_Esercizio proposto a_
Ricopia esattamente tutte le righe dell'elenco che segue il brano sul ritorno in campo dell'NBA, senza includere le immagini.

++++ Brano proposto ++++

Due le ipotesi al vaglio per il rientro in campo

Silver ha avviato le consultazioni con i vari presidenti e dirigenti e la lega si starebbe preparando all’ipotesi di ritornare in campo intorno alla metà di giugno, ma con quale modalità? Escludendo quello che sarebbe lo scenario peggiore tra tutti, che però ad oggi nessuno può ancora escludere, ovvero la cancellazione della stagione in corso, le opzioni al vaglio sarebbero 2: lo slittamento di tutte le partite, con ripresa della regular-season a porte chiuse a giugno e Finals in estate, oppure il “troncamento” della stagione regolare (allo stato attuale resterebbero da disputare il 21% degli incontri) e ingresso diretto alla fase playoff, per la quale si starebbe anche valutando l’ipotesi di un cambio di formula (con partite al meglio delle 5 anziché al meglio delle 7), con i palazzetti accessibili al pubblico qualora la situazione sanitaria statunitense lo permettesse.

In entrambe le ipotesi le criticità a cui fare fronte sono molteplici: la prima, che pare essere stata superata, è legata ai contratti degli atleti, che terminano il 30 giugno, ma il sindacato dei giocatori avrebbe dato parere favorevole ad una proroga che consenta di portare a temine la stagione.

Di più difficile soluzione è la questione legata alla disponibilità dei palazzetti. Le arene dentro alle quali vengono disputate le gare di NBA vengono affittate dalle franchigie per periodi prestabiliti (fino a giugno), ma per il resto dell’anno ospitano altre manifestazioni. L’ipotesi di “incastrare” le partite andando a sfruttare gli spiragli liberi nella fitta calendarizzazione degli impegni in programma nei palazzetti è al vaglio, ma il board della lega avrebbe dato mandato alle varie società di attrezzarsi preventivamente per la ricerca di strutture alternative (come impianti di allenamento degli stessi club e altri campi di gioco) idonee ad ospitare le partite dei playoff, questo per non trovarsi costretti ad accettare aut-aut quali, per esempio, l’imposizione di giocare di pomeriggio.

++++ Dati in ingresso ++++

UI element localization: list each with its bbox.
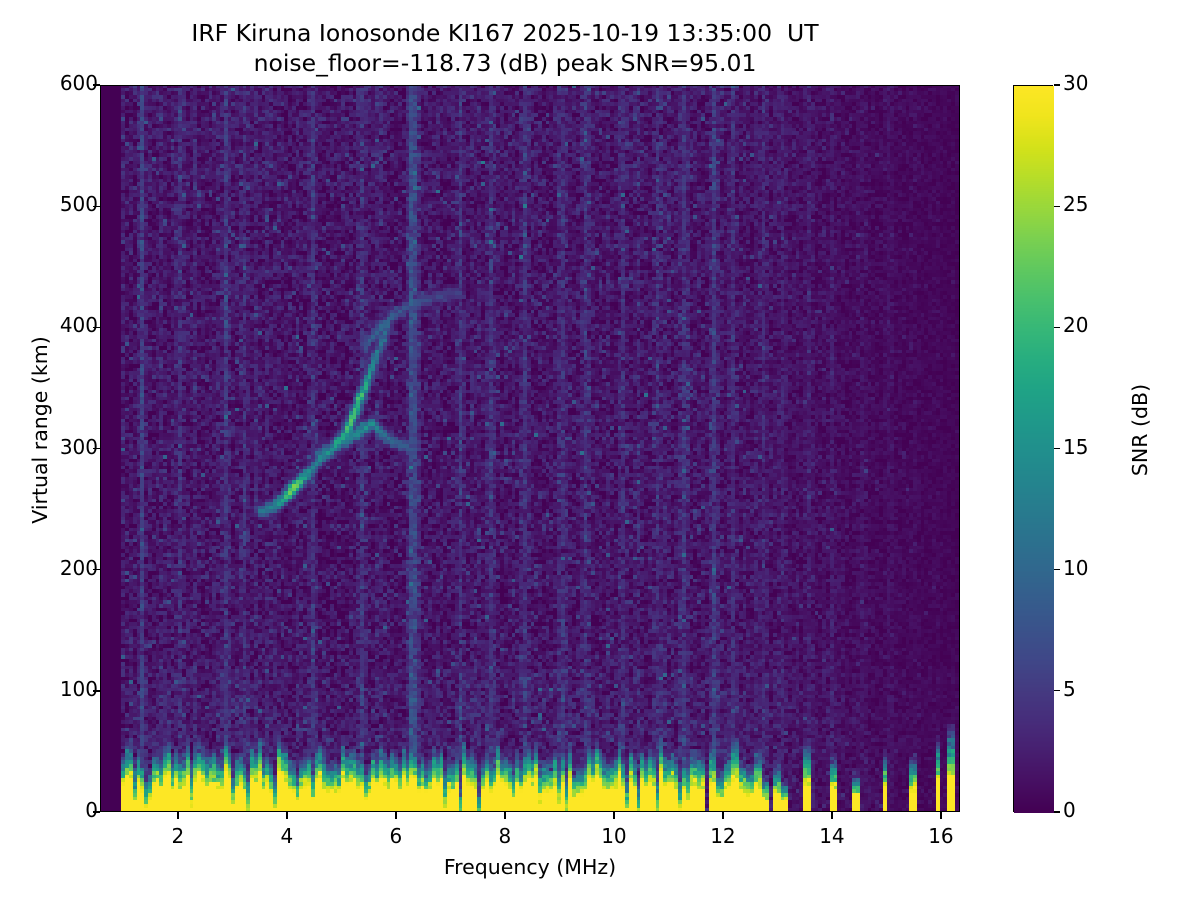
- colorbar-tick-label: 0: [1063, 798, 1076, 822]
- x-tick-label: 2: [148, 824, 208, 848]
- y-tick-label: 300: [60, 435, 98, 459]
- x-tick-mark: [722, 812, 723, 819]
- colorbar-tick-mark: [1054, 811, 1060, 812]
- colorbar-tick-mark: [1054, 690, 1060, 691]
- colorbar-tick-mark: [1054, 448, 1060, 449]
- y-tick-label: 200: [60, 556, 98, 580]
- y-tick-label: 500: [60, 192, 98, 216]
- colorbar-tick-label: 10: [1063, 556, 1088, 580]
- x-tick-mark: [177, 812, 178, 819]
- x-tick-mark: [395, 812, 396, 819]
- x-tick-label: 6: [366, 824, 426, 848]
- colorbar-tick-label: 25: [1063, 192, 1088, 216]
- ionogram-plot-area[interactable]: [100, 85, 960, 812]
- colorbar-tick-label: 20: [1063, 313, 1088, 337]
- colorbar-tick-mark: [1054, 84, 1060, 85]
- x-tick-mark: [831, 812, 832, 819]
- colorbar-tick-label: 5: [1063, 677, 1076, 701]
- colorbar-tick-label: 30: [1063, 71, 1088, 95]
- colorbar-tick-mark: [1054, 327, 1060, 328]
- x-tick-mark: [286, 812, 287, 819]
- title-line-1: IRF Kiruna Ionosonde KI167 2025-10-19 13…: [0, 18, 1010, 48]
- colorbar-gradient: [1014, 86, 1054, 813]
- colorbar-label: SNR (dB): [1128, 265, 1152, 595]
- x-tick-label: 16: [911, 824, 971, 848]
- ionogram-figure: IRF Kiruna Ionosonde KI167 2025-10-19 13…: [0, 0, 1200, 900]
- figure-title: IRF Kiruna Ionosonde KI167 2025-10-19 13…: [0, 18, 1010, 78]
- x-tick-mark: [940, 812, 941, 819]
- x-tick-label: 12: [693, 824, 753, 848]
- y-tick-label: 0: [85, 798, 98, 822]
- ionogram-heatmap-canvas[interactable]: [101, 86, 960, 812]
- y-tick-label: 400: [60, 313, 98, 337]
- x-tick-label: 4: [257, 824, 317, 848]
- x-tick-label: 14: [802, 824, 862, 848]
- colorbar[interactable]: [1013, 85, 1053, 812]
- colorbar-tick-label: 15: [1063, 435, 1088, 459]
- x-tick-label: 8: [475, 824, 535, 848]
- y-tick-label: 600: [60, 71, 98, 95]
- y-axis-label: Virtual range (km): [28, 265, 52, 595]
- title-line-2: noise_floor=-118.73 (dB) peak SNR=95.01: [0, 48, 1010, 78]
- x-axis-label: Frequency (MHz): [100, 855, 960, 879]
- x-tick-label: 10: [584, 824, 644, 848]
- x-tick-mark: [504, 812, 505, 819]
- x-tick-mark: [613, 812, 614, 819]
- colorbar-tick-mark: [1054, 569, 1060, 570]
- y-tick-label: 100: [60, 677, 98, 701]
- colorbar-tick-mark: [1054, 206, 1060, 207]
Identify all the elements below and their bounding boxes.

++++

_Esercizio proposto b_
Ripeti parola per parola l'intero brano sul ritorno in campo dell'NBA.

_Soluzione esercizio a_
UI element localization: list each with its bbox.
- colorbar-tick-label: 0: [1063, 798, 1076, 822]
- x-tick-label: 2: [148, 824, 208, 848]
- y-tick-label: 300: [60, 435, 98, 459]
- x-tick-mark: [722, 812, 723, 819]
- colorbar-tick-mark: [1054, 811, 1060, 812]
- colorbar-tick-mark: [1054, 690, 1060, 691]
- colorbar-tick-mark: [1054, 448, 1060, 449]
- y-tick-label: 200: [60, 556, 98, 580]
- y-tick-label: 500: [60, 192, 98, 216]
- colorbar-tick-label: 10: [1063, 556, 1088, 580]
- x-tick-mark: [177, 812, 178, 819]
- x-tick-mark: [395, 812, 396, 819]
- x-tick-label: 6: [366, 824, 426, 848]
- colorbar-tick-label: 25: [1063, 192, 1088, 216]
- ionogram-plot-area[interactable]: [100, 85, 960, 812]
- colorbar-tick-label: 20: [1063, 313, 1088, 337]
- colorbar-tick-mark: [1054, 84, 1060, 85]
- x-tick-mark: [831, 812, 832, 819]
- colorbar-tick-label: 5: [1063, 677, 1076, 701]
- colorbar-tick-label: 30: [1063, 71, 1088, 95]
- colorbar-tick-mark: [1054, 327, 1060, 328]
- x-tick-mark: [286, 812, 287, 819]
- title-line-1: IRF Kiruna Ionosonde KI167 2025-10-19 13…: [0, 18, 1010, 48]
- colorbar-gradient: [1014, 86, 1054, 813]
- colorbar-label: SNR (dB): [1128, 265, 1152, 595]
- x-tick-label: 16: [911, 824, 971, 848]
- ionogram-figure: IRF Kiruna Ionosonde KI167 2025-10-19 13…: [0, 0, 1200, 900]
- figure-title: IRF Kiruna Ionosonde KI167 2025-10-19 13…: [0, 18, 1010, 78]
- x-tick-mark: [940, 812, 941, 819]
- x-tick-label: 12: [693, 824, 753, 848]
- y-tick-label: 0: [85, 798, 98, 822]
- ionogram-heatmap-canvas[interactable]: [101, 86, 960, 812]
- y-tick-label: 400: [60, 313, 98, 337]
- x-tick-label: 4: [257, 824, 317, 848]
- x-tick-label: 14: [802, 824, 862, 848]
- colorbar[interactable]: [1013, 85, 1053, 812]
- colorbar-tick-label: 15: [1063, 435, 1088, 459]
- x-tick-label: 8: [475, 824, 535, 848]
- y-tick-label: 600: [60, 71, 98, 95]
- y-axis-label: Virtual range (km): [28, 265, 52, 595]
- title-line-2: noise_floor=-118.73 (dB) peak SNR=95.01: [0, 48, 1010, 78]
- x-axis-label: Frequency (MHz): [100, 855, 960, 879]
- x-tick-label: 10: [584, 824, 644, 848]
- x-tick-mark: [504, 812, 505, 819]
- x-tick-mark: [613, 812, 614, 819]
- colorbar-tick-mark: [1054, 569, 1060, 570]
- y-tick-label: 100: [60, 677, 98, 701]
- colorbar-tick-mark: [1054, 206, 1060, 207]
Identify all the elements below and their bounding boxes.

_Soluzione esercizio b_
Due le ipotesi al vaglio per il rientro in campo

Silver ha avviato le consultazioni con i vari presidenti e dirigenti e la lega si starebbe preparando all’ipotesi di ritornare in campo intorno alla metà di giugno, ma con quale modalità? Escludendo quello che sarebbe lo scenario peggiore tra tutti, che però ad oggi nessuno può ancora escludere, ovvero la cancellazione della stagione in corso, le opzioni al vaglio sarebbero 2: lo slittamento di tutte le partite, con ripresa della regular-season a porte chiuse a giugno e Finals in estate, oppure il “troncamento” della stagione regolare (allo stato attuale resterebbero da disputare il 21% degli incontri) e ingresso diretto alla fase playoff, per la quale si starebbe anche valutando l’ipotesi di un cambio di formula (con partite al meglio delle 5 anziché al meglio delle 7), con i palazzetti accessibili al pubblico qualora la situazione sanitaria statunitense lo permettesse.

In entrambe le ipotesi le criticità a cui fare fronte sono molteplici: la prima, che pare essere stata superata, è legata ai contratti degli atleti, che terminano il 30 giugno, ma il sindacato dei giocatori avrebbe dato parere favorevole ad una proroga che consenta di portare a temine la stagione.

Di più difficile soluzione è la questione legata alla disponibilità dei palazzetti. Le arene dentro alle quali vengono disputate le gare di NBA vengono affittate dalle franchigie per periodi prestabiliti (fino a giugno), ma per il resto dell’anno ospitano altre manifestazioni. L’ipotesi di “incastrare” le partite andando a sfruttare gli spiragli liberi nella fitta calendarizzazione degli impegni in programma nei palazzetti è al vaglio, ma il board della lega avrebbe dato mandato alle varie società di attrezzarsi preventivamente per la ricerca di strutture alternative (come impianti di allenamento degli stessi club e altri campi di gioco) idonee ad ospitare le partite dei playoff, questo per non trovarsi costretti ad accettare aut-aut quali, per esempio, l’imposizione di giocare di pomeriggio.